Exercise instructions:
Take from the listing each line that has the string "chevron".

Data records:
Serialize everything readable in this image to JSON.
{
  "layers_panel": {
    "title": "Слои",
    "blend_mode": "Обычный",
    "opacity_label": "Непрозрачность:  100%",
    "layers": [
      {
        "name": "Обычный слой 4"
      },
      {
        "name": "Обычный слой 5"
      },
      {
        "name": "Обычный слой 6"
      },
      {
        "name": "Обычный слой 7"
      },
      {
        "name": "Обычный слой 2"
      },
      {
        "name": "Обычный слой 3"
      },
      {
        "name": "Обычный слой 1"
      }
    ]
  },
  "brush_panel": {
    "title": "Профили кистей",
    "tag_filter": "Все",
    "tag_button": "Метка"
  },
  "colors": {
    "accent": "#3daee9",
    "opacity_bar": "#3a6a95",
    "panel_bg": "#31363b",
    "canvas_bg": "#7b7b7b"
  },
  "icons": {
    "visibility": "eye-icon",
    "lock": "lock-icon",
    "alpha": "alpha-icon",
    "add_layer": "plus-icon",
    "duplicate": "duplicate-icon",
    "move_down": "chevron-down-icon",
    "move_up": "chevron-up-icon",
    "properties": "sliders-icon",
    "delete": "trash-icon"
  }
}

Reply to the exercise:
    "move_down": "chevron-down-icon",
    "move_up": "chevron-up-icon",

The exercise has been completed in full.